Aim of the task: Only the lines from the one containing "What does this" through the end of the entries should be returned, exactly as they are, with the pictures omitted.

** START Records provided **

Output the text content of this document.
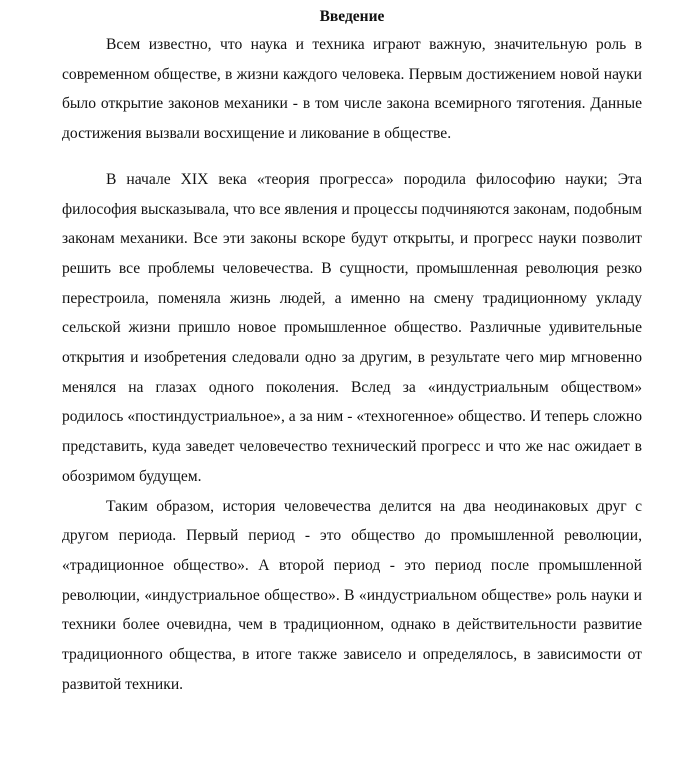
Введение

Всем известно, что наука и техника играют важную, значительную роль в современном обществе, в жизни каждого человека. Первым достижением новой науки было открытие законов механики - в том числе закона всемирного тяготения. Данные достижения вызвали восхищение и ликование в обществе.

В начале XIX века «теория прогресса» породила философию науки; Эта философия высказывала, что все явления и процессы подчиняются законам, подобным законам механики. Все эти законы вскоре будут открыты, и прогресс науки позволит решить все проблемы человечества. В сущности, промышленная революция резко перестроила, поменяла жизнь людей, а именно на смену традиционному укладу сельской жизни пришло новое промышленное общество. Различные удивительные открытия и изобретения следовали одно за другим, в результате чего мир мгновенно менялся на глазах одного поколения. Вслед за «индустриальным обществом» родилось «постиндустриальное», а за ним - «техногенное» общество. И теперь сложно представить, куда заведет человечество технический прогресс и что же нас ожидает в обозримом будущем.

Таким образом, история человечества делится на два неодинаковых друг с другом периода. Первый период - это общество до промышленной революции, «традиционное общество». А второй период - это период после промышленной революции, «индустриальное общество». В «индустриальном обществе» роль науки и техники более очевидна, чем в традиционном, однако в действительности развитие традиционного общества, в итоге также зависело и определялось, в зависимости от развитой техники.
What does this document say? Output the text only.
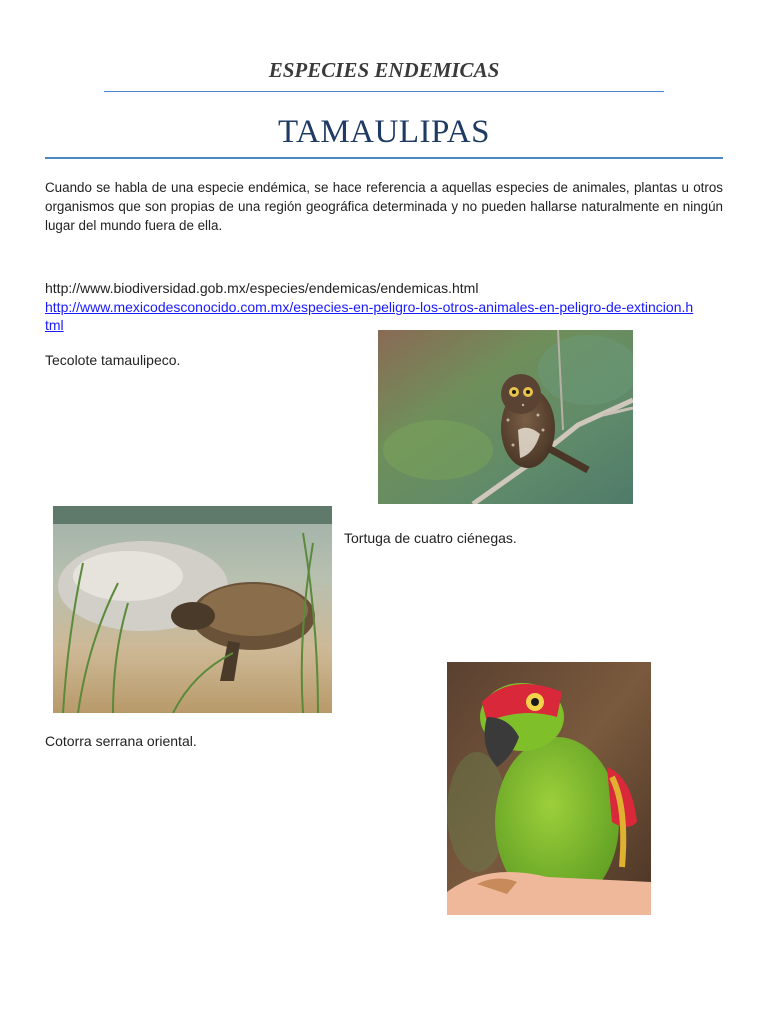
ESPECIES ENDEMICAS
TAMAULIPAS

Cuando se habla de una especie endémica, se hace referencia a aquellas especies de animales, plantas u otros organismos que son propias de una región geográfica determinada y no pueden hallarse naturalmente en ningún lugar del mundo fuera de ella.

http://www.biodiversidad.gob.mx/especies/endemicas/endemicas.html
http://www.mexicodesconocido.com.mx/especies-en-peligro-los-otros-animales-en-peligro-de-extincion.html
Tecolote tamaulipeco.
Tortuga de cuatro ciénegas.
Cotorra serrana oriental.
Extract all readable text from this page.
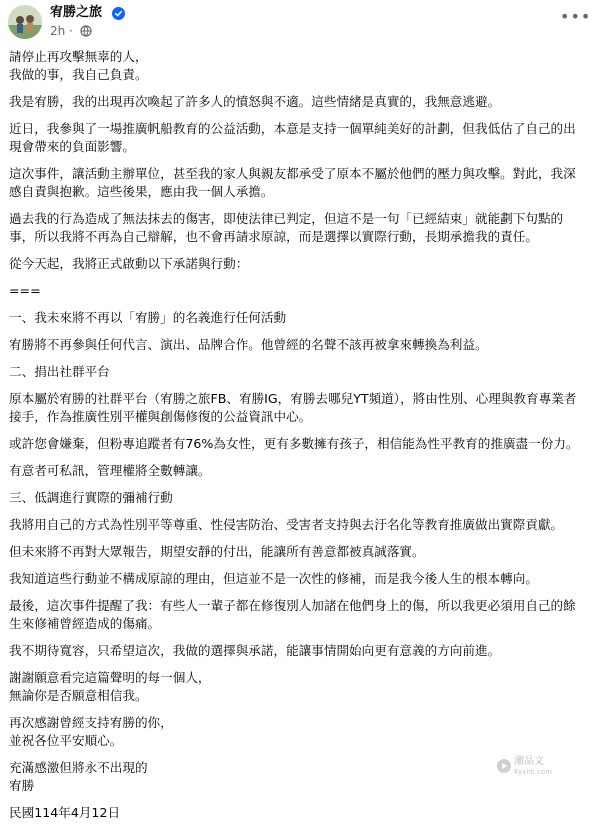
宥勝之旅
2h ·
•••

請停止再攻擊無辜的人，
我做的事，我自己負責。

我是宥勝，我的出現再次喚起了許多人的憤怒與不適。這些情緒是真實的，我無意逃避。

近日，我參與了一場推廣帆船教育的公益活動，本意是支持一個單純美好的計劃，但我低估了自己的出現會帶來的負面影響。

這次事件，讓活動主辦單位，甚至我的家人與親友都承受了原本不屬於他們的壓力與攻擊。對此，我深感自責與抱歉。這些後果，應由我一個人承擔。

過去我的行為造成了無法抹去的傷害，即使法律已判定，但這不是一句「已經結束」就能劃下句點的事，所以我將不再為自己辯解，也不會再請求原諒，而是選擇以實際行動，長期承擔我的責任。

從今天起，我將正式啟動以下承諾與行動：

===

一、我未來將不再以「宥勝」的名義進行任何活動

宥勝將不再參與任何代言、演出、品牌合作。他曾經的名聲不該再被拿來轉換為利益。

二、捐出社群平台

原本屬於宥勝的社群平台（宥勝之旅FB、宥勝IG，宥勝去哪兒YT頻道），將由性別、心理與教育專業者接手，作為推廣性別平權與創傷修復的公益資訊中心。

或許您會嫌棄，但粉專追蹤者有76%為女性，更有多數擁有孩子，相信能為性平教育的推廣盡一份力。

有意者可私訊，管理權將全數轉讓。

三、低調進行實際的彌補行動

我將用自己的方式為性別平等尊重、性侵害防治、受害者支持與去汙名化等教育推廣做出實際貢獻。

但未來將不再對大眾報告，期望安靜的付出，能讓所有善意都被真誠落實。

我知道這些行動並不構成原諒的理由，但這並不是一次性的修補，而是我今後人生的根本轉向。

最後，這次事件提醒了我：有些人一輩子都在修復別人加諸在他們身上的傷，所以我更必須用自己的餘生來修補曾經造成的傷痛。

我不期待寬容，只希望這次，我做的選擇與承諾，能讓事情開始向更有意義的方向前進。

謝謝願意看完這篇聲明的每一個人，
無論你是否願意相信我。

再次感謝曾經支持宥勝的你，
並祝各位平安順心。

充滿感激但將永不出現的
宥勝

民國114年4月12日

潮品文
Kyxhk.com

** END Records provided **

Finished answer:
What does this document say? Output the text only.
ESPECIES ENDEMICAS
TAMAULIPAS

Cuando se habla de una especie endémica, se hace referencia a aquellas especies de animales, plantas u otros organismos que son propias de una región geográfica determinada y no pueden hallarse naturalmente en ningún lugar del mundo fuera de ella.

http://www.biodiversidad.gob.mx/especies/endemicas/endemicas.html
http://www.mexicodesconocido.com.mx/especies-en-peligro-los-otros-animales-en-peligro-de-extincion.html
Tecolote tamaulipeco.
Tortuga de cuatro ciénegas.
Cotorra serrana oriental.
Extract all readable text from this page.
宥勝之旅
2h ·
•••

請停止再攻擊無辜的人，
我做的事，我自己負責。

我是宥勝，我的出現再次喚起了許多人的憤怒與不適。這些情緒是真實的，我無意逃避。

近日，我參與了一場推廣帆船教育的公益活動，本意是支持一個單純美好的計劃，但我低估了自己的出現會帶來的負面影響。

這次事件，讓活動主辦單位，甚至我的家人與親友都承受了原本不屬於他們的壓力與攻擊。對此，我深感自責與抱歉。這些後果，應由我一個人承擔。

過去我的行為造成了無法抹去的傷害，即使法律已判定，但這不是一句「已經結束」就能劃下句點的事，所以我將不再為自己辯解，也不會再請求原諒，而是選擇以實際行動，長期承擔我的責任。

從今天起，我將正式啟動以下承諾與行動：

===

一、我未來將不再以「宥勝」的名義進行任何活動

宥勝將不再參與任何代言、演出、品牌合作。他曾經的名聲不該再被拿來轉換為利益。

二、捐出社群平台

原本屬於宥勝的社群平台（宥勝之旅FB、宥勝IG，宥勝去哪兒YT頻道），將由性別、心理與教育專業者接手，作為推廣性別平權與創傷修復的公益資訊中心。

或許您會嫌棄，但粉專追蹤者有76%為女性，更有多數擁有孩子，相信能為性平教育的推廣盡一份力。

有意者可私訊，管理權將全數轉讓。

三、低調進行實際的彌補行動

我將用自己的方式為性別平等尊重、性侵害防治、受害者支持與去汙名化等教育推廣做出實際貢獻。

但未來將不再對大眾報告，期望安靜的付出，能讓所有善意都被真誠落實。

我知道這些行動並不構成原諒的理由，但這並不是一次性的修補，而是我今後人生的根本轉向。

最後，這次事件提醒了我：有些人一輩子都在修復別人加諸在他們身上的傷，所以我更必須用自己的餘生來修補曾經造成的傷痛。

我不期待寬容，只希望這次，我做的選擇與承諾，能讓事情開始向更有意義的方向前進。

謝謝願意看完這篇聲明的每一個人，
無論你是否願意相信我。

再次感謝曾經支持宥勝的你，
並祝各位平安順心。

充滿感激但將永不出現的
宥勝

民國114年4月12日

潮品文
Kyxhk.com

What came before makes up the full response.